Study text =

In December 2014, Finn signed a two-year deal with Dundalk, linking up with his former boss at Shamrock Rovers, Stephen Kenny. He won the league and cup double at the club in 2015. Following the departure of Richie Towell in December 2015, Finn was played in a more advanced position. His form in this role and a hat-trick against Longford Town on 9 April led to him being named the SWAI League of Ireland Premier Division Player of the Month for the first time in his career in April 2016. Finn played in all 6 of Dundalk's UEFA Champions League qualifying matches as they reached the play-off stage.

===Shamrock Rovers return===
In December 2016, Finn returned to Shamrock Rovers. On 31 March 2017, he scored his first league goal since his return to the club, in a 3–2 win against Finn Harps at Tallaght Stadium.

Finn holds the record for the most European appearances by a League of Ireland player (63)

He scored his only European goal against Hibernians F.C. in a 2022–23 UEFA Champions League qualifier

===Return to UCD===
On 2 November 2023, Finn announced that he would be returning to his first senior club UCD, despite an offer of a contract extension from Shamrock Rovers, in order to combine football with a two-year masters' course in sports management at the university.

==International career==
Finn was called up to the Republic of Ireland U21 squad for the first time in early 2007, for the annual Madeira Cup tournament. He won his first cap when he came on as a half-time substitute against Madeira. In May 2010, Finn made his Republic of Ireland U23 debut against England C in the 2009–11 International Challenge Trophy game at the Waterford Regional Sports Centre.

==Personal life==
Finn has a degree in Sports Management from University College Dublin.

Data section =
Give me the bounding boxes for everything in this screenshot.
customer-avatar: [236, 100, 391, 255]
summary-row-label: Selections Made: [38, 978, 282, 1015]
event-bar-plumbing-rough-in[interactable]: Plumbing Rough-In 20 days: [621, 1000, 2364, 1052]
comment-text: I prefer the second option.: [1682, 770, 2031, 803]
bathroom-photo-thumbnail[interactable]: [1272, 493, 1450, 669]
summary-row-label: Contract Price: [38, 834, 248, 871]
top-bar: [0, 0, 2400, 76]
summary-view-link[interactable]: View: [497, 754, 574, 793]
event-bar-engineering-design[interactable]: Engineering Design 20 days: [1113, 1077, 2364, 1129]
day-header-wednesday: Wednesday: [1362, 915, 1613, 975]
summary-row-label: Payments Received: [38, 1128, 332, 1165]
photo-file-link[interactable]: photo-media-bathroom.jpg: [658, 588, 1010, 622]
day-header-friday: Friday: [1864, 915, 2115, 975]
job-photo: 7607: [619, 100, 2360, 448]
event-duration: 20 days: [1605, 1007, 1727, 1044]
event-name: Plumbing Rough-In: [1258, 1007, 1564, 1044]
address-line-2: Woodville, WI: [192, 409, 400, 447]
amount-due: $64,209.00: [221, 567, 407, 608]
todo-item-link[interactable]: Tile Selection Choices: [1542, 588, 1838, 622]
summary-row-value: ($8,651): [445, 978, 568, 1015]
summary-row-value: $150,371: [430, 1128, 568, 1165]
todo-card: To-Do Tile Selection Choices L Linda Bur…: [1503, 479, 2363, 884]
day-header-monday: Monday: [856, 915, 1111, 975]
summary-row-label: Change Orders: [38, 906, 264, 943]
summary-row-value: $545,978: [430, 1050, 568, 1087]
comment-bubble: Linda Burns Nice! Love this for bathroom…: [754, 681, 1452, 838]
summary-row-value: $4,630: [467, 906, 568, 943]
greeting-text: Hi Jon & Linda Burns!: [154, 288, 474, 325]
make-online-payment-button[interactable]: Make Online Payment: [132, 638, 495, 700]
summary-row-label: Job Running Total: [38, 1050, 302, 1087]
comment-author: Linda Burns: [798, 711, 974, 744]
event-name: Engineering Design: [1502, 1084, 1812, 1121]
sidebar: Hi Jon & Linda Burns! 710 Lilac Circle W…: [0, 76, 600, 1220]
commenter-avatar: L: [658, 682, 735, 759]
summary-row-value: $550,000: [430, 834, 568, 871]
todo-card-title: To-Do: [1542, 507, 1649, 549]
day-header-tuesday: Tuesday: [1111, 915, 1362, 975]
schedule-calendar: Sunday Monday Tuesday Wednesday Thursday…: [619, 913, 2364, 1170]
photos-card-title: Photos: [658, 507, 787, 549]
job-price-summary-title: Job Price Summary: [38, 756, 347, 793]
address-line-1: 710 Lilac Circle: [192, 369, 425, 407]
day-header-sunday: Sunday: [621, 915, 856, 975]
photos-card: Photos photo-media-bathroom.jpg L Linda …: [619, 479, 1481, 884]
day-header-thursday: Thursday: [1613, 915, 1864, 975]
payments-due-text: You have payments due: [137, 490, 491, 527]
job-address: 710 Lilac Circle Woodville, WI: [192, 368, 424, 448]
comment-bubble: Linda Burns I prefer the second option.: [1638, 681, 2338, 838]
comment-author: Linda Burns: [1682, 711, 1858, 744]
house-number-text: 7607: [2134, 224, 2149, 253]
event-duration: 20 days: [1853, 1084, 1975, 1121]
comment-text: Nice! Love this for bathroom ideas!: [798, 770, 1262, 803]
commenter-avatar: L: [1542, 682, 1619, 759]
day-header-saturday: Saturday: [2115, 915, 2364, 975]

Task requirements =
A – In the text on Finn's football career, how would you render "In December 2016, Finn returned to Shamrock Rovers." in Spanish?
B – According to the text on Finn's football career, why did Finn return to UCD in November 2023 despite Shamrock Rovers offering him a contract extension? Answer in one to three sentences.

Exercise results =
A – En diciembre de 2016, Finn regresó al Shamrock Rovers.

B – He returned to UCD so he could combine football with a two-year master's course in sports management at the university.